[Items from a figure collection]
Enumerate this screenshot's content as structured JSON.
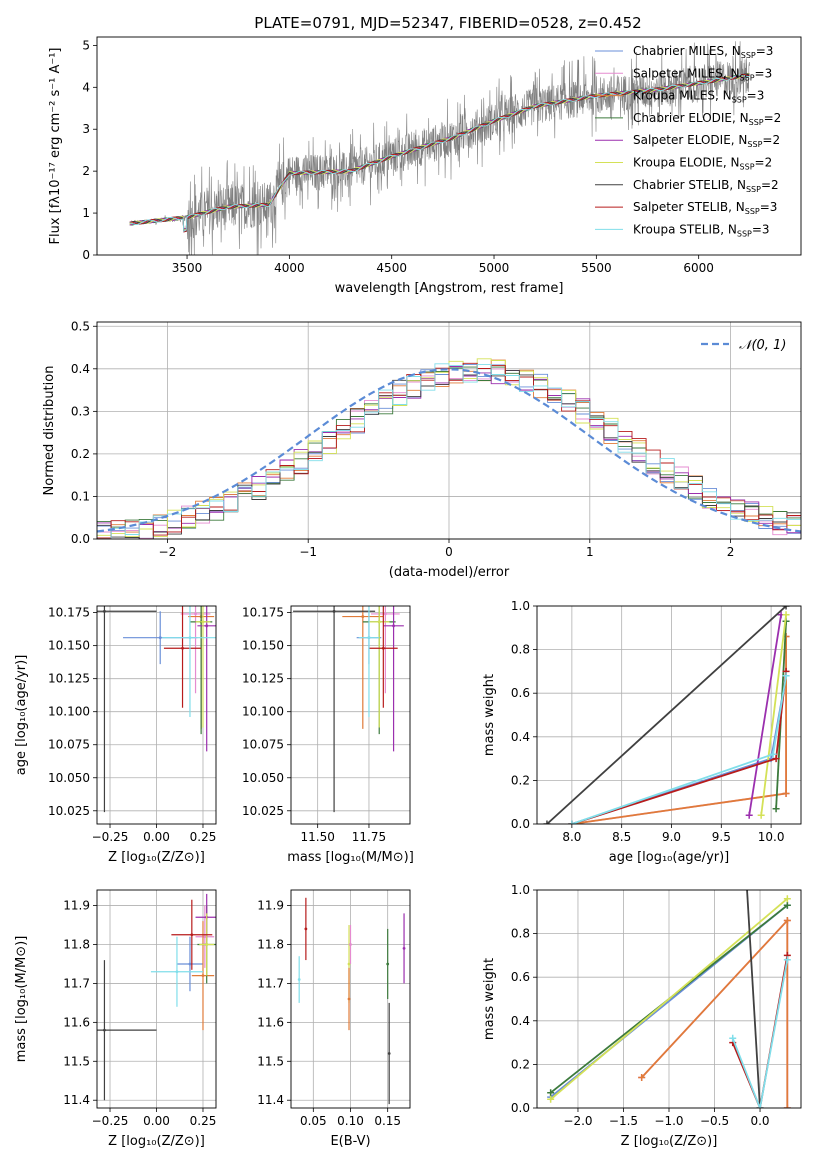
{
  "title": "PLATE=0791, MJD=52347, FIBERID=0528, z=0.452",
  "series": [
    {
      "name": "Chabrier MILES, N<sub>SSP</sub>=3",
      "label": "Chabrier MILES, N",
      "sub": "SSP",
      "suffix": "=3",
      "color": "#6a8fd8"
    },
    {
      "name": "Salpeter MILES, N<sub>SSP</sub>=3",
      "label": "Salpeter MILES, N",
      "sub": "SSP",
      "suffix": "=3",
      "color": "#e58bd0"
    },
    {
      "name": "Kroupa MILES, N<sub>SSP</sub>=3",
      "label": "Kroupa MILES, N",
      "sub": "SSP",
      "suffix": "=3",
      "color": "#e07b39"
    },
    {
      "name": "Chabrier ELODIE, N<sub>SSP</sub>=2",
      "label": "Chabrier ELODIE, N",
      "sub": "SSP",
      "suffix": "=2",
      "color": "#3c7a3c"
    },
    {
      "name": "Salpeter ELODIE, N<sub>SSP</sub>=2",
      "label": "Salpeter ELODIE, N",
      "sub": "SSP",
      "suffix": "=2",
      "color": "#9b2fae"
    },
    {
      "name": "Kroupa ELODIE, N<sub>SSP</sub>=2",
      "label": "Kroupa ELODIE, N",
      "sub": "SSP",
      "suffix": "=2",
      "color": "#d4e157"
    },
    {
      "name": "Chabrier STELIB, N<sub>SSP</sub>=2",
      "label": "Chabrier STELIB, N",
      "sub": "SSP",
      "suffix": "=2",
      "color": "#404040"
    },
    {
      "name": "Salpeter STELIB, N<sub>SSP</sub>=3",
      "label": "Salpeter STELIB, N",
      "sub": "SSP",
      "suffix": "=3",
      "color": "#b71c1c"
    },
    {
      "name": "Kroupa STELIB, N<sub>SSP</sub>=3",
      "label": "Kroupa STELIB, N",
      "sub": "SSP",
      "suffix": "=3",
      "color": "#80deea"
    }
  ],
  "chart_data": [
    {
      "id": "spectrum",
      "type": "line",
      "xlabel": "wavelength [Angstrom, rest frame]",
      "ylabel": "Flux [fλ10⁻¹⁷ erg cm⁻² s⁻¹ A⁻¹]",
      "xlim": [
        3060,
        6500
      ],
      "ylim": [
        0,
        5.2
      ],
      "xticks": [
        3500,
        4000,
        4500,
        5000,
        5500,
        6000
      ],
      "yticks": [
        0,
        1,
        2,
        3,
        4,
        5
      ],
      "data_range": [
        3220,
        6250
      ],
      "continuum": [
        [
          3220,
          0.75
        ],
        [
          3500,
          0.9
        ],
        [
          3700,
          1.15
        ],
        [
          3900,
          1.2
        ],
        [
          4000,
          1.95
        ],
        [
          4300,
          2.0
        ],
        [
          4500,
          2.35
        ],
        [
          4800,
          2.8
        ],
        [
          5000,
          3.2
        ],
        [
          5200,
          3.55
        ],
        [
          5500,
          3.8
        ],
        [
          5800,
          3.95
        ],
        [
          6000,
          4.1
        ],
        [
          6250,
          4.3
        ]
      ],
      "legend": "upper right"
    },
    {
      "id": "residuals",
      "type": "step",
      "xlabel": "(data-model)/error",
      "ylabel": "Normed distribution",
      "xlim": [
        -2.5,
        2.5
      ],
      "ylim": [
        0,
        0.51
      ],
      "xticks": [
        -2,
        -1,
        0,
        1,
        2
      ],
      "yticks": [
        0,
        0.1,
        0.2,
        0.3,
        0.4,
        0.5
      ],
      "bin_width": 0.1,
      "reference_curve": {
        "label": "𝒩(0, 1)",
        "mean": 0,
        "sigma": 1,
        "shift": 0.0,
        "color": "#5b8bd6"
      },
      "legend": "upper right"
    },
    {
      "id": "age-vs-Z",
      "type": "errorbar",
      "xlabel": "Z [log₁₀(Z/Z⊙)]",
      "ylabel": "age  [log₁₀(age/yr)]",
      "xlim": [
        -0.32,
        0.32
      ],
      "ylim": [
        10.015,
        10.18
      ],
      "xticks": [
        -0.25,
        0.0,
        0.25
      ],
      "yticks": [
        10.025,
        10.05,
        10.075,
        10.1,
        10.125,
        10.15,
        10.175
      ],
      "points": [
        {
          "x": 0.02,
          "y": 10.156,
          "xerr": 0.2,
          "yerr": 0.02,
          "s": 0
        },
        {
          "x": 0.21,
          "y": 10.174,
          "xerr": 0.08,
          "yerr": 0.06,
          "s": 1
        },
        {
          "x": 0.24,
          "y": 10.172,
          "xerr": 0.07,
          "yerr": 0.085,
          "s": 2
        },
        {
          "x": 0.24,
          "y": 10.168,
          "xerr": 0.06,
          "yerr": 0.085,
          "s": 3
        },
        {
          "x": 0.27,
          "y": 10.165,
          "xerr": 0.05,
          "yerr": 0.095,
          "s": 4
        },
        {
          "x": 0.25,
          "y": 10.168,
          "xerr": 0.04,
          "yerr": 0.08,
          "s": 5
        },
        {
          "x": -0.28,
          "y": 10.176,
          "xerr": 0.28,
          "yerr": 0.152,
          "s": 6
        },
        {
          "x": 0.14,
          "y": 10.148,
          "xerr": 0.1,
          "yerr": 0.045,
          "s": 7
        },
        {
          "x": 0.18,
          "y": 10.156,
          "xerr": 0.15,
          "yerr": 0.06,
          "s": 8
        }
      ]
    },
    {
      "id": "age-vs-mass",
      "type": "errorbar",
      "xlabel": "mass [log₁₀(M/M⊙)]",
      "ylabel": "",
      "xlim": [
        11.37,
        11.95
      ],
      "ylim": [
        10.015,
        10.18
      ],
      "xticks": [
        11.5,
        11.75
      ],
      "yticks": [
        10.025,
        10.05,
        10.075,
        10.1,
        10.125,
        10.15,
        10.175
      ],
      "points": [
        {
          "x": 11.75,
          "y": 10.156,
          "xerr": 0.06,
          "yerr": 0.02,
          "s": 0
        },
        {
          "x": 11.83,
          "y": 10.174,
          "xerr": 0.07,
          "yerr": 0.06,
          "s": 1
        },
        {
          "x": 11.72,
          "y": 10.172,
          "xerr": 0.1,
          "yerr": 0.085,
          "s": 2
        },
        {
          "x": 11.8,
          "y": 10.168,
          "xerr": 0.08,
          "yerr": 0.085,
          "s": 3
        },
        {
          "x": 11.87,
          "y": 10.165,
          "xerr": 0.05,
          "yerr": 0.095,
          "s": 4
        },
        {
          "x": 11.8,
          "y": 10.168,
          "xerr": 0.05,
          "yerr": 0.08,
          "s": 5
        },
        {
          "x": 11.58,
          "y": 10.176,
          "xerr": 0.2,
          "yerr": 0.152,
          "s": 6
        },
        {
          "x": 11.82,
          "y": 10.148,
          "xerr": 0.07,
          "yerr": 0.045,
          "s": 7
        },
        {
          "x": 11.75,
          "y": 10.156,
          "xerr": 0.05,
          "yerr": 0.06,
          "s": 8
        }
      ]
    },
    {
      "id": "weight-vs-age",
      "type": "line",
      "xlabel": "age  [log₁₀(age/yr)]",
      "ylabel": "mass weight",
      "xlim": [
        7.65,
        10.3
      ],
      "ylim": [
        0,
        1.0
      ],
      "xticks": [
        8.0,
        8.5,
        9.0,
        9.5,
        10.0
      ],
      "yticks": [
        0.0,
        0.2,
        0.4,
        0.6,
        0.8,
        1.0
      ],
      "lines": [
        {
          "s": 0,
          "pts": [
            [
              8.0,
              0.0
            ],
            [
              10.0,
              0.3
            ],
            [
              10.15,
              0.68
            ]
          ]
        },
        {
          "s": 1,
          "pts": [
            [
              8.0,
              0.0
            ],
            [
              10.15,
              0.14
            ],
            [
              10.15,
              0.86
            ]
          ]
        },
        {
          "s": 2,
          "pts": [
            [
              8.0,
              0.0
            ],
            [
              10.15,
              0.14
            ],
            [
              10.15,
              0.86
            ]
          ]
        },
        {
          "s": 3,
          "pts": [
            [
              10.05,
              0.07
            ],
            [
              10.15,
              0.93
            ]
          ]
        },
        {
          "s": 4,
          "pts": [
            [
              9.78,
              0.04
            ],
            [
              10.1,
              0.96
            ]
          ]
        },
        {
          "s": 5,
          "pts": [
            [
              9.9,
              0.04
            ],
            [
              10.15,
              0.96
            ]
          ]
        },
        {
          "s": 6,
          "pts": [
            [
              7.75,
              0.0
            ],
            [
              10.15,
              1.0
            ]
          ]
        },
        {
          "s": 7,
          "pts": [
            [
              8.0,
              0.0
            ],
            [
              10.05,
              0.3
            ],
            [
              10.15,
              0.7
            ]
          ]
        },
        {
          "s": 8,
          "pts": [
            [
              8.0,
              0.0
            ],
            [
              10.02,
              0.32
            ],
            [
              10.15,
              0.68
            ]
          ]
        }
      ]
    },
    {
      "id": "mass-vs-Z",
      "type": "errorbar",
      "xlabel": "Z [log₁₀(Z/Z⊙)]",
      "ylabel": "mass [log₁₀(M/M⊙)]",
      "xlim": [
        -0.32,
        0.32
      ],
      "ylim": [
        11.38,
        11.94
      ],
      "xticks": [
        -0.25,
        0.0,
        0.25
      ],
      "yticks": [
        11.4,
        11.5,
        11.6,
        11.7,
        11.8,
        11.9
      ],
      "points": [
        {
          "x": 0.18,
          "y": 11.75,
          "xerr": 0.07,
          "yerr": 0.07,
          "s": 0
        },
        {
          "x": 0.26,
          "y": 11.82,
          "xerr": 0.05,
          "yerr": 0.08,
          "s": 1
        },
        {
          "x": 0.25,
          "y": 11.72,
          "xerr": 0.06,
          "yerr": 0.14,
          "s": 2
        },
        {
          "x": 0.27,
          "y": 11.8,
          "xerr": 0.05,
          "yerr": 0.1,
          "s": 3
        },
        {
          "x": 0.27,
          "y": 11.87,
          "xerr": 0.06,
          "yerr": 0.06,
          "s": 4
        },
        {
          "x": 0.27,
          "y": 11.8,
          "xerr": 0.04,
          "yerr": 0.08,
          "s": 5
        },
        {
          "x": -0.28,
          "y": 11.58,
          "xerr": 0.28,
          "yerr": 0.18,
          "s": 6
        },
        {
          "x": 0.19,
          "y": 11.825,
          "xerr": 0.11,
          "yerr": 0.09,
          "s": 7
        },
        {
          "x": 0.11,
          "y": 11.73,
          "xerr": 0.14,
          "yerr": 0.09,
          "s": 8
        }
      ]
    },
    {
      "id": "mass-vs-ebv",
      "type": "errorbar",
      "xlabel": "E(B-V)",
      "ylabel": "",
      "xlim": [
        0.02,
        0.18
      ],
      "ylim": [
        11.38,
        11.94
      ],
      "xticks": [
        0.05,
        0.1,
        0.15
      ],
      "yticks": [
        11.4,
        11.5,
        11.6,
        11.7,
        11.8,
        11.9
      ],
      "points": [
        {
          "x": 0.031,
          "y": 11.71,
          "xerr": 0.0,
          "yerr": 0.06,
          "s": 8
        },
        {
          "x": 0.04,
          "y": 11.84,
          "xerr": 0.0,
          "yerr": 0.08,
          "s": 7
        },
        {
          "x": 0.098,
          "y": 11.75,
          "xerr": 0.0,
          "yerr": 0.1,
          "s": 5
        },
        {
          "x": 0.098,
          "y": 11.66,
          "xerr": 0.0,
          "yerr": 0.08,
          "s": 2
        },
        {
          "x": 0.1,
          "y": 11.8,
          "xerr": 0.0,
          "yerr": 0.05,
          "s": 1
        },
        {
          "x": 0.15,
          "y": 11.75,
          "xerr": 0.0,
          "yerr": 0.09,
          "s": 3
        },
        {
          "x": 0.152,
          "y": 11.52,
          "xerr": 0.0,
          "yerr": 0.13,
          "s": 6
        },
        {
          "x": 0.172,
          "y": 11.79,
          "xerr": 0.0,
          "yerr": 0.09,
          "s": 4
        }
      ]
    },
    {
      "id": "weight-vs-Z",
      "type": "line",
      "xlabel": "Z [log₁₀(Z/Z⊙)]",
      "ylabel": "mass weight",
      "xlim": [
        -2.45,
        0.45
      ],
      "ylim": [
        0,
        1.0
      ],
      "xticks": [
        -2.0,
        -1.5,
        -1.0,
        -0.5,
        0.0
      ],
      "yticks": [
        0.0,
        0.2,
        0.4,
        0.6,
        0.8,
        1.0
      ],
      "lines": [
        {
          "s": 0,
          "pts": [
            [
              -2.3,
              0.05
            ],
            [
              0.3,
              0.93
            ]
          ]
        },
        {
          "s": 1,
          "pts": [
            [
              -1.3,
              0.14
            ],
            [
              0.3,
              0.86
            ],
            [
              0.3,
              0.0
            ]
          ]
        },
        {
          "s": 2,
          "pts": [
            [
              -1.3,
              0.14
            ],
            [
              0.3,
              0.86
            ],
            [
              0.3,
              0.0
            ]
          ]
        },
        {
          "s": 3,
          "pts": [
            [
              -2.3,
              0.07
            ],
            [
              0.3,
              0.93
            ]
          ]
        },
        {
          "s": 5,
          "pts": [
            [
              -2.3,
              0.04
            ],
            [
              0.3,
              0.96
            ]
          ]
        },
        {
          "s": 6,
          "pts": [
            [
              -0.15,
              1.05
            ],
            [
              0.0,
              0.0
            ]
          ]
        },
        {
          "s": 7,
          "pts": [
            [
              -0.3,
              0.3
            ],
            [
              0.0,
              0.0
            ],
            [
              0.3,
              0.7
            ]
          ]
        },
        {
          "s": 8,
          "pts": [
            [
              -0.3,
              0.32
            ],
            [
              0.0,
              0.0
            ],
            [
              0.3,
              0.68
            ]
          ]
        }
      ]
    }
  ]
}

[Task statement] From the entries above, list each line with "color" in it.

[Written answer]
      "color": "#6a8fd8"
      "color": "#e58bd0"
      "color": "#e07b39"
      "color": "#3c7a3c"
      "color": "#9b2fae"
      "color": "#d4e157"
      "color": "#404040"
      "color": "#b71c1c"
      "color": "#80deea"
        "color": "#5b8bd6"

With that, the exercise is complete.